#### Problem description:
Please return every line of the records that contains the word "content".

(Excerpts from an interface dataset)

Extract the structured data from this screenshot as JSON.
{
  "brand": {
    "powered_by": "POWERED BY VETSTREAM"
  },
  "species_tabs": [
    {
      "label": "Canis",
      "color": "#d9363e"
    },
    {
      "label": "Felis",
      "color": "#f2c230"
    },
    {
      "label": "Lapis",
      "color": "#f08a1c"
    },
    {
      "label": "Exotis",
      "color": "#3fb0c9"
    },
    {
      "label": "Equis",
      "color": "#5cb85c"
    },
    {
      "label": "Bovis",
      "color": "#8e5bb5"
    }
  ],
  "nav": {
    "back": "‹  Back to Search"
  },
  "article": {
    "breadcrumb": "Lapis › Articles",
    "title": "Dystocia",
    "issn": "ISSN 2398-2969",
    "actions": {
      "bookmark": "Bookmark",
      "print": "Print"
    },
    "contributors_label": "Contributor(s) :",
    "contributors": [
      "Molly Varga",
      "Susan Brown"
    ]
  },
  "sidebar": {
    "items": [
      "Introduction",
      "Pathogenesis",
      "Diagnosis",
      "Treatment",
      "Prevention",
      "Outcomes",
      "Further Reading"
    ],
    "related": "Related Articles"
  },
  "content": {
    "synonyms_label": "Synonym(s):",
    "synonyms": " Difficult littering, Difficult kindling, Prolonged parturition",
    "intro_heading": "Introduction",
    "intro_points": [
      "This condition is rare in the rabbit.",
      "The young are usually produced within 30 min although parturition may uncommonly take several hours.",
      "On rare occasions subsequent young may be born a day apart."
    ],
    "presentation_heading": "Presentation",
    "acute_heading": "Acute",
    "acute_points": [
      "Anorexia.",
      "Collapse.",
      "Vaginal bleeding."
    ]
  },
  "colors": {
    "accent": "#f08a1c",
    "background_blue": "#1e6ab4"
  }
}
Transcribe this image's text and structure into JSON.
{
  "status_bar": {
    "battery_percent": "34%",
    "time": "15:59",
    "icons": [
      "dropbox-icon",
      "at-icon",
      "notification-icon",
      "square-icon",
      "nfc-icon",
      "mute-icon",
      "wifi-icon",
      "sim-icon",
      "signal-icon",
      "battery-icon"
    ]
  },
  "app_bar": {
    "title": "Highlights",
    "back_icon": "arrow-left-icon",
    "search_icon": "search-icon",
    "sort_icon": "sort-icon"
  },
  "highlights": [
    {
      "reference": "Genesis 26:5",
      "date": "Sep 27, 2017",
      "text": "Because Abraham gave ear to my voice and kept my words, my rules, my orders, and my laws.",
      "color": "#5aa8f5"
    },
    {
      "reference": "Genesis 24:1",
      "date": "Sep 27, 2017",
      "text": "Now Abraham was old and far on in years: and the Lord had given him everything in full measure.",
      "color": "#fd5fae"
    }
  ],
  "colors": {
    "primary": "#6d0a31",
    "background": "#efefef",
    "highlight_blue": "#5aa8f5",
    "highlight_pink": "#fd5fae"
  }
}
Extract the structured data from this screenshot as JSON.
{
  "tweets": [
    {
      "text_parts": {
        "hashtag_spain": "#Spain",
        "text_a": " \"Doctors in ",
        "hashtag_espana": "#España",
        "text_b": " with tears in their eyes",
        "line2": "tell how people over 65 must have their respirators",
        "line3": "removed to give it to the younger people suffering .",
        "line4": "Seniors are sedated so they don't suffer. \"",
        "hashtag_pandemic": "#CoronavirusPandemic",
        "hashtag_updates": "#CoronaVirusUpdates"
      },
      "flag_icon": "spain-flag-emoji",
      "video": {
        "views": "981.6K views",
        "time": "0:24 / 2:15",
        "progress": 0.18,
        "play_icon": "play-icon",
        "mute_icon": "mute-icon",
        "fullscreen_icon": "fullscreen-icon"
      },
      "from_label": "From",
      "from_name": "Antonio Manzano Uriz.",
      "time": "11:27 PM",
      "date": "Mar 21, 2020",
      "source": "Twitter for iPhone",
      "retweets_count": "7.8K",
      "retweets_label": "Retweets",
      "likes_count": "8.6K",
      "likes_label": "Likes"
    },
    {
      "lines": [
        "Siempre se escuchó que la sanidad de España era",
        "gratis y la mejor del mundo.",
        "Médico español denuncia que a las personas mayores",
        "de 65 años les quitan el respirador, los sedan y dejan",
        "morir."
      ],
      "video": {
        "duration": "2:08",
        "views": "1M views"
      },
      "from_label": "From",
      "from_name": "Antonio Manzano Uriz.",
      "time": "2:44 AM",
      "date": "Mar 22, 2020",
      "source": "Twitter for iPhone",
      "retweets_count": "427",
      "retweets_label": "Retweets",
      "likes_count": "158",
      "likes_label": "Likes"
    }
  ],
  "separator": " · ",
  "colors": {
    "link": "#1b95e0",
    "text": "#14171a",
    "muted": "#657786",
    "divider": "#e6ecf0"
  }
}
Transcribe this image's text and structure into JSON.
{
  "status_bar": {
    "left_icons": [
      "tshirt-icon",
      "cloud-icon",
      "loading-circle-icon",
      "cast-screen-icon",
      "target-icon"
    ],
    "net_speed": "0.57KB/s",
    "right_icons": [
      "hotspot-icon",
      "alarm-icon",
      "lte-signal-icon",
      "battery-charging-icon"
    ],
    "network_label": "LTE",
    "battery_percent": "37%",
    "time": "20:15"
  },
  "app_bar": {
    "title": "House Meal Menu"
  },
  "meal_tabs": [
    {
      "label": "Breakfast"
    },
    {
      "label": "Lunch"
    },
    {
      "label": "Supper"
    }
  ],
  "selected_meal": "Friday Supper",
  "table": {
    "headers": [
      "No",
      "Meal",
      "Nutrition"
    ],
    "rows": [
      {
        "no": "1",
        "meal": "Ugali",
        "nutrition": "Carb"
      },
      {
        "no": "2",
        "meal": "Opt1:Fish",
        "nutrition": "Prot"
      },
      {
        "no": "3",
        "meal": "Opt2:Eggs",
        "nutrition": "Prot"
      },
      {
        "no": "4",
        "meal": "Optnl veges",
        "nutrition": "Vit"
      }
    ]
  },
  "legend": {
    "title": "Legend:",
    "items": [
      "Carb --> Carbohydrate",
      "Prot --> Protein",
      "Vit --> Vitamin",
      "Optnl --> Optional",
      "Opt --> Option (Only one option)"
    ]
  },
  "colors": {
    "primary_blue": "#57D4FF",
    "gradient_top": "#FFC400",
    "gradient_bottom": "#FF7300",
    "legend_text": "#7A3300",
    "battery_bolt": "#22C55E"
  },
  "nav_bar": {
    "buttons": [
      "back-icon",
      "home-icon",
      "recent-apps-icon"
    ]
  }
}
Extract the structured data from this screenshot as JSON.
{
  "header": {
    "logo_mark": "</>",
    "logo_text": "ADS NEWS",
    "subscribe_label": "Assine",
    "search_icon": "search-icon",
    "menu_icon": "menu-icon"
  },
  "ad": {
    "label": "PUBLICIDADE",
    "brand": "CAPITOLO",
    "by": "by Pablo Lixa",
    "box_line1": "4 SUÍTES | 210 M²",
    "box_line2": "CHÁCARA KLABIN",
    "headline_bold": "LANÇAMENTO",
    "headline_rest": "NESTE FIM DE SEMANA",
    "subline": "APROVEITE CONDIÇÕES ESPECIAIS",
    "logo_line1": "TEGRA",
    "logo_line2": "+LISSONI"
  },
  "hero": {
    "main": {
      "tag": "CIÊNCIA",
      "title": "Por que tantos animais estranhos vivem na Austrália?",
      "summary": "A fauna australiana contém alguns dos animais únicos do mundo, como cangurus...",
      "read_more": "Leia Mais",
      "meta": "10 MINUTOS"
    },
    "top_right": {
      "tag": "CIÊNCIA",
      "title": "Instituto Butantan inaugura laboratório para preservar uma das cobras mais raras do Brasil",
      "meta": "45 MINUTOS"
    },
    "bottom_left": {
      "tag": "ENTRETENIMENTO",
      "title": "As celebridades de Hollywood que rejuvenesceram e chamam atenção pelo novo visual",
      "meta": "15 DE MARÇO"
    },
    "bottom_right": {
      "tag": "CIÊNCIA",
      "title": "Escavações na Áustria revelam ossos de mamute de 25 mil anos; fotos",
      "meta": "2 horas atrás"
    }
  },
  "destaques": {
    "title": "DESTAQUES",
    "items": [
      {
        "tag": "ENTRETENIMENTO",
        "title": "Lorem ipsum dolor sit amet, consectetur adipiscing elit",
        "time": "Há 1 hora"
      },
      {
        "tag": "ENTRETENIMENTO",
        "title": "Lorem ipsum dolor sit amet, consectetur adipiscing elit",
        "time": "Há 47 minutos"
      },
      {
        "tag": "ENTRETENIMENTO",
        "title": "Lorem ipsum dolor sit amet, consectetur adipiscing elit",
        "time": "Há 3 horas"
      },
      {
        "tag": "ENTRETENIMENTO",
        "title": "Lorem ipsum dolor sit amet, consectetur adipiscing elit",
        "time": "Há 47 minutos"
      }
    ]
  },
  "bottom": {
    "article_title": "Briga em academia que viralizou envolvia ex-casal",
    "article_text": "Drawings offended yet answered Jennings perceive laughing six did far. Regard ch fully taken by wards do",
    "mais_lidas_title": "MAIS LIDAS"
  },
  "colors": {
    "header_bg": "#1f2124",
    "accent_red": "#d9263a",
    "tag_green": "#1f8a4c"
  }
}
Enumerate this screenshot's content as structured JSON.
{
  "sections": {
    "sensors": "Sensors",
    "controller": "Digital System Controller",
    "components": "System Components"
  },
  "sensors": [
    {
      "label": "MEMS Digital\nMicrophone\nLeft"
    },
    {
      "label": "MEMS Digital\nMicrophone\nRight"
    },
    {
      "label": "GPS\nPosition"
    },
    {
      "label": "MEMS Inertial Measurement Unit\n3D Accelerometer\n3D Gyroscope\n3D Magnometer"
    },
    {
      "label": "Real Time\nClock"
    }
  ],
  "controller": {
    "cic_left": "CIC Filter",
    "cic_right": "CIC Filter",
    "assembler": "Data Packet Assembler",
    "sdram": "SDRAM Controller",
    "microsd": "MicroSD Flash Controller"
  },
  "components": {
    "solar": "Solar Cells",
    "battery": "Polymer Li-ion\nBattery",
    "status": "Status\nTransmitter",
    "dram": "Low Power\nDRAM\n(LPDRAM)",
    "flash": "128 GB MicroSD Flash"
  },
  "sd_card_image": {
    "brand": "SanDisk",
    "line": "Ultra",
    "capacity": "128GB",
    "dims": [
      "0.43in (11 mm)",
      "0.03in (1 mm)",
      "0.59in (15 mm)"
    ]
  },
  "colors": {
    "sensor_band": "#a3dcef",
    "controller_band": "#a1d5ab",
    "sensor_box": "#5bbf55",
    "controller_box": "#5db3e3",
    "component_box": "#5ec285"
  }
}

#### Solution for this exercise:
  "content": {
Enumerate this screenshot's content as structured JSON.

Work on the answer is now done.